Task directions: Where the word "ROAD" occurs in a line, return that line.

Excerpted records:
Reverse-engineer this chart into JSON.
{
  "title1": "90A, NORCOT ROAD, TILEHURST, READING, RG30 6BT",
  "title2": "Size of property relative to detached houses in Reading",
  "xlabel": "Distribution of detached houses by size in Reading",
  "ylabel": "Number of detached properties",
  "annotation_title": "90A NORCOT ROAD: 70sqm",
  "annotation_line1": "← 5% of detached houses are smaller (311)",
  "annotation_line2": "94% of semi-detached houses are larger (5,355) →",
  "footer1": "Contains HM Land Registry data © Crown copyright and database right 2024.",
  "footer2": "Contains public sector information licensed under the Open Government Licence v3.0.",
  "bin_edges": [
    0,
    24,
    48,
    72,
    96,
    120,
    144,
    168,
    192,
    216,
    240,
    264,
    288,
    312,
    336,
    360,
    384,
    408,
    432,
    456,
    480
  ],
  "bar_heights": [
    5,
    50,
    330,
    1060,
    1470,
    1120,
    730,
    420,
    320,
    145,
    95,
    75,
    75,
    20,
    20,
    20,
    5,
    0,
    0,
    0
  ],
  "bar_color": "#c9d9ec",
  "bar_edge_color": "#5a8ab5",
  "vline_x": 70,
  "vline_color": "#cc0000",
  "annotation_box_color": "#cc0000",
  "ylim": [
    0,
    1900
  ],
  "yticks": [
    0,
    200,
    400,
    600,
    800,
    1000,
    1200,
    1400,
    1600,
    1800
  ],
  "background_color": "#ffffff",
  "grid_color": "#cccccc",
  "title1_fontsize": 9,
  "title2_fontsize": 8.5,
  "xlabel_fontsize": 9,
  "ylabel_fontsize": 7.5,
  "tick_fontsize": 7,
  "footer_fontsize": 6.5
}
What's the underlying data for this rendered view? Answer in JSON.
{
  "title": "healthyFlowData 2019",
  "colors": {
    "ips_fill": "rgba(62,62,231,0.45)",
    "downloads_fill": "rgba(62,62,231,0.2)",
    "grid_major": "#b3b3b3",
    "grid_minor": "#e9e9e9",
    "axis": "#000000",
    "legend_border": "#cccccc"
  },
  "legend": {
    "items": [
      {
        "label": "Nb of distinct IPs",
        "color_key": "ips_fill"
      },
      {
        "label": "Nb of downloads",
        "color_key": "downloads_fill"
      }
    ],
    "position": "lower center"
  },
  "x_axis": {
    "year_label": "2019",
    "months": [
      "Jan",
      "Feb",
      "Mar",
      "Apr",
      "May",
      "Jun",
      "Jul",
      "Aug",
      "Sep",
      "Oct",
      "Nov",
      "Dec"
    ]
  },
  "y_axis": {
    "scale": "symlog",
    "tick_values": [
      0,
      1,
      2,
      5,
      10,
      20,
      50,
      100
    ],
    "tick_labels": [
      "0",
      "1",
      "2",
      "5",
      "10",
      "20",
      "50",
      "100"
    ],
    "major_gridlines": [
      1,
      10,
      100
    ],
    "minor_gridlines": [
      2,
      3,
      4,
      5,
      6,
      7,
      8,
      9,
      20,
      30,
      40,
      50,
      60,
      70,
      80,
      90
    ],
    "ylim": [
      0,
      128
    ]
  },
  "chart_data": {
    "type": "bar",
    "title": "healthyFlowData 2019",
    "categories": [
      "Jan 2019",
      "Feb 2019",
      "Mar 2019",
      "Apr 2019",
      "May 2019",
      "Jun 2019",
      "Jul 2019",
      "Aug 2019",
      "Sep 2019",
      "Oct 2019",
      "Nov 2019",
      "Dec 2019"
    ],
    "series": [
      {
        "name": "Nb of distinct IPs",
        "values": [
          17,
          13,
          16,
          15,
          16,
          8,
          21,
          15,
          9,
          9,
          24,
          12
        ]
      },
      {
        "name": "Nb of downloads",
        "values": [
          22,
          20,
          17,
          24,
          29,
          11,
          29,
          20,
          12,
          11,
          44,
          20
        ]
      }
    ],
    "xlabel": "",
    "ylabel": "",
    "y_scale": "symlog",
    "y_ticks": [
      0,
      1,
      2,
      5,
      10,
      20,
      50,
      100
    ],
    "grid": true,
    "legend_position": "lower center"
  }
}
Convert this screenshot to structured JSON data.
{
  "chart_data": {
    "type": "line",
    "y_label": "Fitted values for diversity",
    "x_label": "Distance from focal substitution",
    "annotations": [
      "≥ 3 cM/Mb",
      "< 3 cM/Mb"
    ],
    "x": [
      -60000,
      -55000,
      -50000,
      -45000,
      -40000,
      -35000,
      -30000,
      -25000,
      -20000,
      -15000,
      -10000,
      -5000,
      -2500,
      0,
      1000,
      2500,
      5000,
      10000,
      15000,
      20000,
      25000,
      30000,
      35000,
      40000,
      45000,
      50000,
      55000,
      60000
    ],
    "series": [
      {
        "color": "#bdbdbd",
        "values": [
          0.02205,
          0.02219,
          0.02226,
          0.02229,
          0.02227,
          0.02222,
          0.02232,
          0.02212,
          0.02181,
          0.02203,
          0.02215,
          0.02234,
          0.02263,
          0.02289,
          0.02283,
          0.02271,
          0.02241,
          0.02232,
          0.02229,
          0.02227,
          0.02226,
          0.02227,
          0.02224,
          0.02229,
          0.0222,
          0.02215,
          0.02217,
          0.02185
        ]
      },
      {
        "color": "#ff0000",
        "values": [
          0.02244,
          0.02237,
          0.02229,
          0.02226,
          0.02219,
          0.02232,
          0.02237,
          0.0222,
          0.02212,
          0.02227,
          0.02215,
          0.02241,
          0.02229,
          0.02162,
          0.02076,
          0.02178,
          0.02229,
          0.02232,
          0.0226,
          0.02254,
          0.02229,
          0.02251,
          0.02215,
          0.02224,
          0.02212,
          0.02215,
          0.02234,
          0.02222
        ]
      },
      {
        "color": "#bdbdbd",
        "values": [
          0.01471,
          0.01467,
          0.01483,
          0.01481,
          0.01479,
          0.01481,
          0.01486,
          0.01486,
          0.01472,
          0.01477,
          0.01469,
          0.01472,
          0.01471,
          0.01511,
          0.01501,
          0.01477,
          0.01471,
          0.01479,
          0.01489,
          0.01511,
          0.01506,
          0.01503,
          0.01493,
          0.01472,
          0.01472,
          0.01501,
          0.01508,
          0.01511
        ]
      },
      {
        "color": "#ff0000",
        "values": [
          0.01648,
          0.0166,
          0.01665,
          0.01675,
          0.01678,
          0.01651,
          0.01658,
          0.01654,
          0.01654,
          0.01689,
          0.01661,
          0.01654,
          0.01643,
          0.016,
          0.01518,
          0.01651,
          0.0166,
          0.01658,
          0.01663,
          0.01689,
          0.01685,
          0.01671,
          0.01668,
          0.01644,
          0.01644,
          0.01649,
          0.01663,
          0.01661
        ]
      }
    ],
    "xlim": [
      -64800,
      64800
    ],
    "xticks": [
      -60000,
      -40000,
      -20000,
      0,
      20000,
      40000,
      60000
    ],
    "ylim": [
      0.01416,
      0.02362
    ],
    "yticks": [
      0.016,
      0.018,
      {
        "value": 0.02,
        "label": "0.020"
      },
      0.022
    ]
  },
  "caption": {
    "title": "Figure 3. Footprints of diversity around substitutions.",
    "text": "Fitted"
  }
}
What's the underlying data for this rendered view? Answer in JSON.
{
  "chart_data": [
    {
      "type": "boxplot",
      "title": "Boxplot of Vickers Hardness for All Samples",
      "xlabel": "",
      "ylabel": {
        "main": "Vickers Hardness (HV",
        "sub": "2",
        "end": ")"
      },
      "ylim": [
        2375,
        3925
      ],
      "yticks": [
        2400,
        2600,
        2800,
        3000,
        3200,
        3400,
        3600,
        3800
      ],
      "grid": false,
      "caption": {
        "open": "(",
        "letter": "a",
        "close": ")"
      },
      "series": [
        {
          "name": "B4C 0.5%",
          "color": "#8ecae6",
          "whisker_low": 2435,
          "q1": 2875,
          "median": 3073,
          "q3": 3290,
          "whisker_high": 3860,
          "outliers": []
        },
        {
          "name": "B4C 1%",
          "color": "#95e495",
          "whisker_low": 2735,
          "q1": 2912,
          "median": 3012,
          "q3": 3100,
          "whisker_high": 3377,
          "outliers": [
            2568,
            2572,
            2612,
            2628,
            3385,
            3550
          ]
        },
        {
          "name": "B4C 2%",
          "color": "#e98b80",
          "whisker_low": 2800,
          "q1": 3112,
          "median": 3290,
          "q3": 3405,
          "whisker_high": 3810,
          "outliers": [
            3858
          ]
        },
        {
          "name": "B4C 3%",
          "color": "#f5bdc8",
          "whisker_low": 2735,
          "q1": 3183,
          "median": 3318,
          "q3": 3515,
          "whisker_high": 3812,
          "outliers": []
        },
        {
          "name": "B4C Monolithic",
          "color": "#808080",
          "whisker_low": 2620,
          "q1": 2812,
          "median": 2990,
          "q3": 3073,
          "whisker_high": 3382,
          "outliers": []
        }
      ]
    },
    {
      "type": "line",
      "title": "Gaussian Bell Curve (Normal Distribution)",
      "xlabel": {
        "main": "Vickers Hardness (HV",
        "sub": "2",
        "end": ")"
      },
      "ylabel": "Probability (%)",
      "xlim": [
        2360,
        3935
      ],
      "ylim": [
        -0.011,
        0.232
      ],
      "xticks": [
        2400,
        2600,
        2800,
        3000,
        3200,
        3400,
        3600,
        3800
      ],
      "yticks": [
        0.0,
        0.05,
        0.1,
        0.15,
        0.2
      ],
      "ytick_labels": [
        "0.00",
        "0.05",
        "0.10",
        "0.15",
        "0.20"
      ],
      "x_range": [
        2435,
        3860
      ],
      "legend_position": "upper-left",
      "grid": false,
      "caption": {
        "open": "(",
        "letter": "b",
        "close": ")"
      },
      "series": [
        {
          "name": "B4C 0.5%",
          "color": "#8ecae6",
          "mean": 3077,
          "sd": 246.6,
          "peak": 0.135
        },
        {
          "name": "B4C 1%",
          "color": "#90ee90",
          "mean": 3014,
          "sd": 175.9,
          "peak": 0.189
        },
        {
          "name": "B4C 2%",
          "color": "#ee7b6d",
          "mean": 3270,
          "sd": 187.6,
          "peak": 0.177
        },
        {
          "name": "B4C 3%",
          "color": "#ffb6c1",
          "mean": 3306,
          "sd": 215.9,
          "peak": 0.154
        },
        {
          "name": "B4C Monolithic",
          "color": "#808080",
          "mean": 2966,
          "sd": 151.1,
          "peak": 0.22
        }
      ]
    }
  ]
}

Answer for the task:
  "title1": "90A, NORCOT ROAD, TILEHURST, READING, RG30 6BT",
  "annotation_title": "90A NORCOT ROAD: 70sqm",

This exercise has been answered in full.